#### Material ####
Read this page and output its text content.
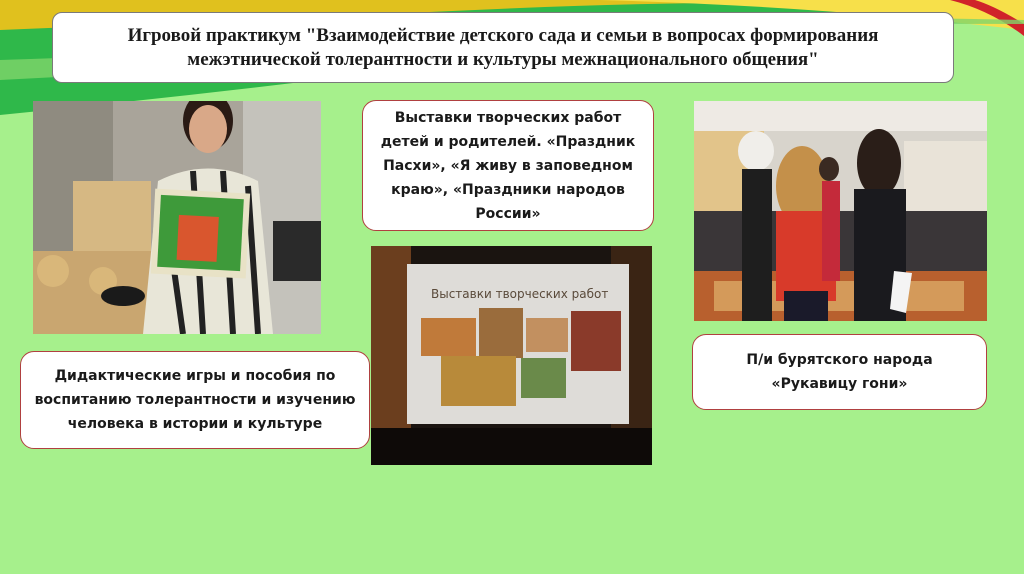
Игровой практикум "Взаимодействие детского сада и семьи в вопросах формирования межэтнической толерантности и культуры межнационального общения"
Выставки творческих работ детей и родителей. «Праздник Пасхи», «Я живу в заповедном краю», «Праздники народов России»
Выставки творческих работ
Дидактические игры и пособия по воспитанию толерантности и изучению человека в истории и культуре
П/и бурятского народа «Рукавицу гони»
####
Task details:
Print all of the entries word for word. Omit the pictures they contain.

Answer to this problem:
Read this page and output its text content.
Игровой практикум "Взаимодействие детского сада и семьи в вопросах формирования межэтнической толерантности и культуры межнационального общения"
Выставки творческих работ детей и родителей. «Праздник Пасхи», «Я живу в заповедном краю», «Праздники народов России»
Выставки творческих работ
Дидактические игры и пособия по воспитанию толерантности и изучению человека в истории и культуре
П/и бурятского народа «Рукавицу гони»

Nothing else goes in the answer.